Files
sophena/README.md
2025-12-04 11:35:53 +01:00

3.4 KiB

Sophena - Troostwijk Auctions Data Extraction

A full-stack application for scraping and analyzing auction data from Troostwijk Auctions, consisting of a Quarkus backend and Python scraper.

Prerequisites

  • Java 25 (for Quarkus)
  • Maven 3.8+
  • Python 3.8+
  • pip (Python package manager)

Project Structure

scrape-ui/
├── src/                    # Quarkus Java backend
├── python/                 # Python scrapers
│   ├── kimki-troost.py            # Main scraper
│   ├── advanced_crawler.py        # Advanced crawling system
│   └── troostwijk_data_extractor.py
├── public/                 # Static web assets
├── pom.xml                # Maven configuration
└── README.md

Getting Started

1. Starting the Quarkus Application

Development Mode (with hot reload)

mvn quarkus:dev

The application will start on http://localhost:8080

Production Mode

Build the application:

mvn clean package

Run the packaged application:

java -jar target/quarkus-app/quarkus-run.jar

Using Docker

Build the Docker image:

docker build -t scrape-ui .

Run the container:

docker run -p 8080:8080 scrape-ui

2. Running the Python Scraper

Install Dependencies

cd python
pip install -r requirements.txt

If requirements.txt doesn't exist, install common dependencies:

pip install requests beautifulsoup4 selenium lxml

Run the Main Scraper

python kimki-troost.py

Alternative Scrapers

Advanced Crawler (with fallback strategies):

python advanced_crawler.py

Data Extractor (with mock data):

python troostwijk_data_extractor.py

Features

Quarkus Backend

  • RESTful API with JAX-RS
  • JSON serialization with Jackson
  • Dependency injection with CDI
  • Hot reload in development mode
  • Optimized for Java 25

Python Scraper

  • Multiple scraping strategies
  • User agent rotation
  • Anti-detection mechanisms
  • Data export to JSON/CSV
  • Interactive dashboard generation

API Endpoints

Access the Quarkus REST endpoints at:

  • http://localhost:8080/api/*

Development

Quarkus Dev Mode Features

  • Automatic code reload on changes
  • Dev UI available at http://localhost:8080/q/dev
  • Built-in debugging support

Python Development

  • Scrapers output data to timestamped files
  • Generated files include JSON, CSV, and analysis reports
  • Interactive dashboard created as index.html

Configuration

Quarkus Configuration

Edit src/main/resources/application.properties for:

  • Server port
  • Database settings
  • CORS configuration
  • Logging levels

Python Configuration

Modify scraper parameters in the Python files:

  • Request delays
  • User agents
  • Target URLs
  • Output formats

Troubleshooting

Quarkus Issues

  • Ensure Java 25 is installed: java -version
  • Clean and rebuild: mvn clean install
  • Check port 8080 is available

Python Scraper Issues

  • Website access restrictions may require proxy usage
  • Increase delays between requests to avoid rate limiting
  • Check for CAPTCHA requirements
  • Verify target website structure hasn't changed

Data Output

Scraped data is saved in the python/ directory:

  • troostwijk_kavels_*.json - Complete dataset
  • troostwijk_kavels_*.csv - CSV format
  • troostwijk_analysis_*.json - Statistical analysis
  • index.html - Interactive visualization dashboard

License

[Your License Here]
= = = = = = =
### PROBLEM A
Answer these questions about the Sophena README.
(i) Which command starts the Quarkus application in development mode?
(ii) Which Python file does the project structure list as the main scraper?
(iii) Which file is edited to change Quarkus settings such as the server port?

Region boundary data
= = = = = = =
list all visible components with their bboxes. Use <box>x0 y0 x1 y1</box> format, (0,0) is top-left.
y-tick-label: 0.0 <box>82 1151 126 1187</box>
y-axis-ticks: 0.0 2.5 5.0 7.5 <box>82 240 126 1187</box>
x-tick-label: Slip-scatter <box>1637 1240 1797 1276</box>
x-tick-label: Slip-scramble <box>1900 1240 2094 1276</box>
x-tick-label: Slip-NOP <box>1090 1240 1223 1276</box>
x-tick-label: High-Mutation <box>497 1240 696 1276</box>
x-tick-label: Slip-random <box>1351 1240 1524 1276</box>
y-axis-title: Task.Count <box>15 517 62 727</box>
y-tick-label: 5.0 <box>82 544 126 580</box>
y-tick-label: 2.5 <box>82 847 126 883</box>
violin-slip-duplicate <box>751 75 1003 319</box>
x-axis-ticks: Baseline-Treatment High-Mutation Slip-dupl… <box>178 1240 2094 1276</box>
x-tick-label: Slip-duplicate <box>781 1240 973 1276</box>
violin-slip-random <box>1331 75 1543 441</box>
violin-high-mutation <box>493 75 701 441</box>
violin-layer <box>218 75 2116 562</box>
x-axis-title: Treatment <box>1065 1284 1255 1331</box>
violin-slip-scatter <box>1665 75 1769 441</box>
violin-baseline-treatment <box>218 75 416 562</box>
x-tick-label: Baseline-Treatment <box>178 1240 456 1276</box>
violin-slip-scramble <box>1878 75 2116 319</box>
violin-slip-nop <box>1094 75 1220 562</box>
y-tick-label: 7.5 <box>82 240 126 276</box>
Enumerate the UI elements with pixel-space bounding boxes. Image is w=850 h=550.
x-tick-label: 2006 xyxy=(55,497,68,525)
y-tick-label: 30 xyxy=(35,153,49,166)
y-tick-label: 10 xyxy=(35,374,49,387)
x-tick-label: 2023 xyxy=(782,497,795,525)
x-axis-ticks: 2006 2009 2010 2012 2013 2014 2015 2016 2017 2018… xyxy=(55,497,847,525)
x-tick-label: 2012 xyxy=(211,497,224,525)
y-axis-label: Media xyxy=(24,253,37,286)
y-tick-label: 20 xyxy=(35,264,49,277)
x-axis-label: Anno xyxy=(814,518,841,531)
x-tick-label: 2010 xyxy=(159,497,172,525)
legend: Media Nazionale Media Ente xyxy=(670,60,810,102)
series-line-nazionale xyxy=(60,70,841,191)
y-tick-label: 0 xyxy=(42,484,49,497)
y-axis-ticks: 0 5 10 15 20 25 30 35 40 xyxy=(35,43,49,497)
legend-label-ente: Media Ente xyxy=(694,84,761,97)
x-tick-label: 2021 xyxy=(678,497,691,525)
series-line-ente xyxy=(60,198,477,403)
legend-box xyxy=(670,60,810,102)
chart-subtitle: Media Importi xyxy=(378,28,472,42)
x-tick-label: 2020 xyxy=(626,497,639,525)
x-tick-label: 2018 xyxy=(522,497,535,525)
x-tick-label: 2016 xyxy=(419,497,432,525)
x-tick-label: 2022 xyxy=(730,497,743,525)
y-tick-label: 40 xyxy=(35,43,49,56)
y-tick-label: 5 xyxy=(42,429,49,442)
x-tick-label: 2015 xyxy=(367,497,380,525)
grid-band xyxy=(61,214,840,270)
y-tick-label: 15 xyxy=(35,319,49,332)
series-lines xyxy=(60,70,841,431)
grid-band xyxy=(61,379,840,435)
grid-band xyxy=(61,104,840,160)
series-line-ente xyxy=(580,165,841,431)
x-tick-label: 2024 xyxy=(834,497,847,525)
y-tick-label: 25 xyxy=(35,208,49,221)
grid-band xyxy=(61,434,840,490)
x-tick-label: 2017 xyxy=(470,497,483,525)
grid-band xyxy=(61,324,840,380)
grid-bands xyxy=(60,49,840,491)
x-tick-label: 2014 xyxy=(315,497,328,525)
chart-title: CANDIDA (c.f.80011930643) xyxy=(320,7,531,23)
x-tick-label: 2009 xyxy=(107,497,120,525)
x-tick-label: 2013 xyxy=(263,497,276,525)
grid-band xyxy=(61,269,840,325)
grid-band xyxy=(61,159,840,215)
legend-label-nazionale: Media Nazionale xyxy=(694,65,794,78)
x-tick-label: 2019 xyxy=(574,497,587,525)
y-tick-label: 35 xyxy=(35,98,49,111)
= = = = = = =
### PROBLEM B
Rewrite the records from the first line through the line containing "x-tick-label: Slip-scramble <box>1900", swapping "x-tick-label" for "x-axis-label" and leaving everything else unchanged.

### EXERCISE RESPONSE A
(i) mvn quarkus:dev
(ii) kimki-troost.py
(iii) src/main/resources/application.properties

### EXERCISE RESPONSE B
list all visible components with their bboxes. Use <box>x0 y0 x1 y1</box> format, (0,0) is top-left.
y-tick-label: 0.0 <box>82 1151 126 1187</box>
y-axis-ticks: 0.0 2.5 5.0 7.5 <box>82 240 126 1187</box>
x-axis-label: Slip-scatter <box>1637 1240 1797 1276</box>
x-axis-label: Slip-scramble <box>1900 1240 2094 1276</box>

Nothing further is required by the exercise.